- _REQUIRED WORK_: In your copy, repeat the records exactly and leave out the pictures.

═════ TASK DATA ═════

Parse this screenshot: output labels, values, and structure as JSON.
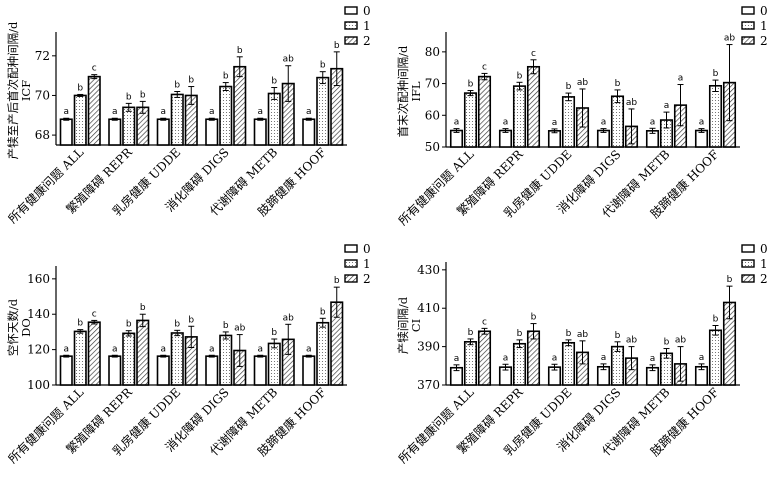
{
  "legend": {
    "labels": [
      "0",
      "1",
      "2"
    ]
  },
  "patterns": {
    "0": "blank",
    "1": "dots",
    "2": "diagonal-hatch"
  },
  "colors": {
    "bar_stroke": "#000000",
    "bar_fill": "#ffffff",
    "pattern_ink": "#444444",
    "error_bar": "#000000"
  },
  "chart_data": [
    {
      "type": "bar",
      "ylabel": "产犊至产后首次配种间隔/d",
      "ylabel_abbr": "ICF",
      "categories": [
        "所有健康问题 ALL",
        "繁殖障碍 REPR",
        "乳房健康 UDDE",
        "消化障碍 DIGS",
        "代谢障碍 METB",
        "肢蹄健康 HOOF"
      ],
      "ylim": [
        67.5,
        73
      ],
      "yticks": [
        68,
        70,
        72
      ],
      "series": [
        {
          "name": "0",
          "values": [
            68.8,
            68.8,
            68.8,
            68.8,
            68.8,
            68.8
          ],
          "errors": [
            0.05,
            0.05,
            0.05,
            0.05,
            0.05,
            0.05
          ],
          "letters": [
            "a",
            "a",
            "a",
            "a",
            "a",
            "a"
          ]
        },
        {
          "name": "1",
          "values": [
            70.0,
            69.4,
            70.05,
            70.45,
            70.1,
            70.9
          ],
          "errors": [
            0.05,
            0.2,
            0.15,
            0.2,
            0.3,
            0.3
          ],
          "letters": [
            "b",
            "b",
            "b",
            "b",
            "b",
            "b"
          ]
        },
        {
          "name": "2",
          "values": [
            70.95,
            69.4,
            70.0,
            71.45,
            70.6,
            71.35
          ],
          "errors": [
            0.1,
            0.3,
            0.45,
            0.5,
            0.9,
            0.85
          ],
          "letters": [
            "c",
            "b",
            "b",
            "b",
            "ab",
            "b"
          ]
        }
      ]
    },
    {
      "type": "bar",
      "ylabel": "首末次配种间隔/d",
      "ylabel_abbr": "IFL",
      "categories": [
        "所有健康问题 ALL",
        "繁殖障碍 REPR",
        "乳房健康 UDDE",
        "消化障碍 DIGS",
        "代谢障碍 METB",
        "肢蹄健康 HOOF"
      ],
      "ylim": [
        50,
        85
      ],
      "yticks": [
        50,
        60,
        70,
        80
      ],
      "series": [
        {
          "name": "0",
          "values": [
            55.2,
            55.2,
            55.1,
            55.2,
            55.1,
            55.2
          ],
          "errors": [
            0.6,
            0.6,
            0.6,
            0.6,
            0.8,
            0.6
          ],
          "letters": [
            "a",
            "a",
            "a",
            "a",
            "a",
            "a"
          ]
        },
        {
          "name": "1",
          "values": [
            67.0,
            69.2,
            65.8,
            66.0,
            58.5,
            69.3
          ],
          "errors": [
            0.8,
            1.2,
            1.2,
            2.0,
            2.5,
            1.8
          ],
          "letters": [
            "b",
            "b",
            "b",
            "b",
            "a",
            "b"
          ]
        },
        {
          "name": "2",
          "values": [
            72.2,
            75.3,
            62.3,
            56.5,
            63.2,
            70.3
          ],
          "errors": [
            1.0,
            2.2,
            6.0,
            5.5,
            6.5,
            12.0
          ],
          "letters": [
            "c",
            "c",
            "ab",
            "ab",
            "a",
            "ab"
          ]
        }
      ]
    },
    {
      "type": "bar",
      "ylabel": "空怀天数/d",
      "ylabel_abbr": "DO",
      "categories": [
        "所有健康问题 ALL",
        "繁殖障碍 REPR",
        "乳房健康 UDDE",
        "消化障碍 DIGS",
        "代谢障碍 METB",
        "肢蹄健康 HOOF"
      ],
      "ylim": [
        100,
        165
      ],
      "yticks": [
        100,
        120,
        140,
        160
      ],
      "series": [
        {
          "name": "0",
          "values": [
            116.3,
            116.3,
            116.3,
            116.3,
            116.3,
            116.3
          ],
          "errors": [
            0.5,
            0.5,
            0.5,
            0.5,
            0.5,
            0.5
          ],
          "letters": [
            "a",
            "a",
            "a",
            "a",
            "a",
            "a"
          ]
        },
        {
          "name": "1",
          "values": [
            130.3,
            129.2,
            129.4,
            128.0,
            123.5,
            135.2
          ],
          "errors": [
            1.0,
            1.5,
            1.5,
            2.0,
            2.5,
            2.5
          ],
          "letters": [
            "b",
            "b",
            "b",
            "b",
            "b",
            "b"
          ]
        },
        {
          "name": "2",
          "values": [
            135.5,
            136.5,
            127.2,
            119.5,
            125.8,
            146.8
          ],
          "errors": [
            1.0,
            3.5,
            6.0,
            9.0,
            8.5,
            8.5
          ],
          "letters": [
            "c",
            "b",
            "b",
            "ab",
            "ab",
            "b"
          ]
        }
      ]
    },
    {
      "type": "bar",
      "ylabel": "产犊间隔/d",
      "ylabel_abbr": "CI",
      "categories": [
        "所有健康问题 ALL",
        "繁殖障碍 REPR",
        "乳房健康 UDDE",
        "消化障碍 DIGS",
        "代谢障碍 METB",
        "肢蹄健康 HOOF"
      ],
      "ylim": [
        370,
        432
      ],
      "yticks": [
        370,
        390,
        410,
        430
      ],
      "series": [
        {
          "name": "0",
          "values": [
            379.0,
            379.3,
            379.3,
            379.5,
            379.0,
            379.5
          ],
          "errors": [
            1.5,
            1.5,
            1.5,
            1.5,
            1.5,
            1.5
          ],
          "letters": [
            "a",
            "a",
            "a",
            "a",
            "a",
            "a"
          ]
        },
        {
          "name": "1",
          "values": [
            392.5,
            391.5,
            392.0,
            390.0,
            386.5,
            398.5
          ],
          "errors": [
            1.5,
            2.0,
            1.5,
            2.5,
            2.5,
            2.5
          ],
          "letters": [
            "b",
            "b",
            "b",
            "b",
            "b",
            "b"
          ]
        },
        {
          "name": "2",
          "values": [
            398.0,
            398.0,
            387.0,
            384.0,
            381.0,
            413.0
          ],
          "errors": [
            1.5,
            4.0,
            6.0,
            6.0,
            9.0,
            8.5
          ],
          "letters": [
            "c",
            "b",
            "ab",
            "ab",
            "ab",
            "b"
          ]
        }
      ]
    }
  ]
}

═════

- _REPLY_:
Parse this screenshot: output labels, values, and structure as JSON.
{
  "legend": {
    "labels": [
      "0",
      "1",
      "2"
    ]
  },
  "patterns": {
    "0": "blank",
    "1": "dots",
    "2": "diagonal-hatch"
  },
  "colors": {
    "bar_stroke": "#000000",
    "bar_fill": "#ffffff",
    "pattern_ink": "#444444",
    "error_bar": "#000000"
  },
  "chart_data": [
    {
      "type": "bar",
      "ylabel": "产犊至产后首次配种间隔/d",
      "ylabel_abbr": "ICF",
      "categories": [
        "所有健康问题 ALL",
        "繁殖障碍 REPR",
        "乳房健康 UDDE",
        "消化障碍 DIGS",
        "代谢障碍 METB",
        "肢蹄健康 HOOF"
      ],
      "ylim": [
        67.5,
        73
      ],
      "yticks": [
        68,
        70,
        72
      ],
      "series": [
        {
          "name": "0",
          "values": [
            68.8,
            68.8,
            68.8,
            68.8,
            68.8,
            68.8
          ],
          "errors": [
            0.05,
            0.05,
            0.05,
            0.05,
            0.05,
            0.05
          ],
          "letters": [
            "a",
            "a",
            "a",
            "a",
            "a",
            "a"
          ]
        },
        {
          "name": "1",
          "values": [
            70.0,
            69.4,
            70.05,
            70.45,
            70.1,
            70.9
          ],
          "errors": [
            0.05,
            0.2,
            0.15,
            0.2,
            0.3,
            0.3
          ],
          "letters": [
            "b",
            "b",
            "b",
            "b",
            "b",
            "b"
          ]
        },
        {
          "name": "2",
          "values": [
            70.95,
            69.4,
            70.0,
            71.45,
            70.6,
            71.35
          ],
          "errors": [
            0.1,
            0.3,
            0.45,
            0.5,
            0.9,
            0.85
          ],
          "letters": [
            "c",
            "b",
            "b",
            "b",
            "ab",
            "b"
          ]
        }
      ]
    },
    {
      "type": "bar",
      "ylabel": "首末次配种间隔/d",
      "ylabel_abbr": "IFL",
      "categories": [
        "所有健康问题 ALL",
        "繁殖障碍 REPR",
        "乳房健康 UDDE",
        "消化障碍 DIGS",
        "代谢障碍 METB",
        "肢蹄健康 HOOF"
      ],
      "ylim": [
        50,
        85
      ],
      "yticks": [
        50,
        60,
        70,
        80
      ],
      "series": [
        {
          "name": "0",
          "values": [
            55.2,
            55.2,
            55.1,
            55.2,
            55.1,
            55.2
          ],
          "errors": [
            0.6,
            0.6,
            0.6,
            0.6,
            0.8,
            0.6
          ],
          "letters": [
            "a",
            "a",
            "a",
            "a",
            "a",
            "a"
          ]
        },
        {
          "name": "1",
          "values": [
            67.0,
            69.2,
            65.8,
            66.0,
            58.5,
            69.3
          ],
          "errors": [
            0.8,
            1.2,
            1.2,
            2.0,
            2.5,
            1.8
          ],
          "letters": [
            "b",
            "b",
            "b",
            "b",
            "a",
            "b"
          ]
        },
        {
          "name": "2",
          "values": [
            72.2,
            75.3,
            62.3,
            56.5,
            63.2,
            70.3
          ],
          "errors": [
            1.0,
            2.2,
            6.0,
            5.5,
            6.5,
            12.0
          ],
          "letters": [
            "c",
            "c",
            "ab",
            "ab",
            "a",
            "ab"
          ]
        }
      ]
    },
    {
      "type": "bar",
      "ylabel": "空怀天数/d",
      "ylabel_abbr": "DO",
      "categories": [
        "所有健康问题 ALL",
        "繁殖障碍 REPR",
        "乳房健康 UDDE",
        "消化障碍 DIGS",
        "代谢障碍 METB",
        "肢蹄健康 HOOF"
      ],
      "ylim": [
        100,
        165
      ],
      "yticks": [
        100,
        120,
        140,
        160
      ],
      "series": [
        {
          "name": "0",
          "values": [
            116.3,
            116.3,
            116.3,
            116.3,
            116.3,
            116.3
          ],
          "errors": [
            0.5,
            0.5,
            0.5,
            0.5,
            0.5,
            0.5
          ],
          "letters": [
            "a",
            "a",
            "a",
            "a",
            "a",
            "a"
          ]
        },
        {
          "name": "1",
          "values": [
            130.3,
            129.2,
            129.4,
            128.0,
            123.5,
            135.2
          ],
          "errors": [
            1.0,
            1.5,
            1.5,
            2.0,
            2.5,
            2.5
          ],
          "letters": [
            "b",
            "b",
            "b",
            "b",
            "b",
            "b"
          ]
        },
        {
          "name": "2",
          "values": [
            135.5,
            136.5,
            127.2,
            119.5,
            125.8,
            146.8
          ],
          "errors": [
            1.0,
            3.5,
            6.0,
            9.0,
            8.5,
            8.5
          ],
          "letters": [
            "c",
            "b",
            "b",
            "ab",
            "ab",
            "b"
          ]
        }
      ]
    },
    {
      "type": "bar",
      "ylabel": "产犊间隔/d",
      "ylabel_abbr": "CI",
      "categories": [
        "所有健康问题 ALL",
        "繁殖障碍 REPR",
        "乳房健康 UDDE",
        "消化障碍 DIGS",
        "代谢障碍 METB",
        "肢蹄健康 HOOF"
      ],
      "ylim": [
        370,
        432
      ],
      "yticks": [
        370,
        390,
        410,
        430
      ],
      "series": [
        {
          "name": "0",
          "values": [
            379.0,
            379.3,
            379.3,
            379.5,
            379.0,
            379.5
          ],
          "errors": [
            1.5,
            1.5,
            1.5,
            1.5,
            1.5,
            1.5
          ],
          "letters": [
            "a",
            "a",
            "a",
            "a",
            "a",
            "a"
          ]
        },
        {
          "name": "1",
          "values": [
            392.5,
            391.5,
            392.0,
            390.0,
            386.5,
            398.5
          ],
          "errors": [
            1.5,
            2.0,
            1.5,
            2.5,
            2.5,
            2.5
          ],
          "letters": [
            "b",
            "b",
            "b",
            "b",
            "b",
            "b"
          ]
        },
        {
          "name": "2",
          "values": [
            398.0,
            398.0,
            387.0,
            384.0,
            381.0,
            413.0
          ],
          "errors": [
            1.5,
            4.0,
            6.0,
            6.0,
            9.0,
            8.5
          ],
          "letters": [
            "c",
            "b",
            "ab",
            "ab",
            "ab",
            "b"
          ]
        }
      ]
    }
  ]
}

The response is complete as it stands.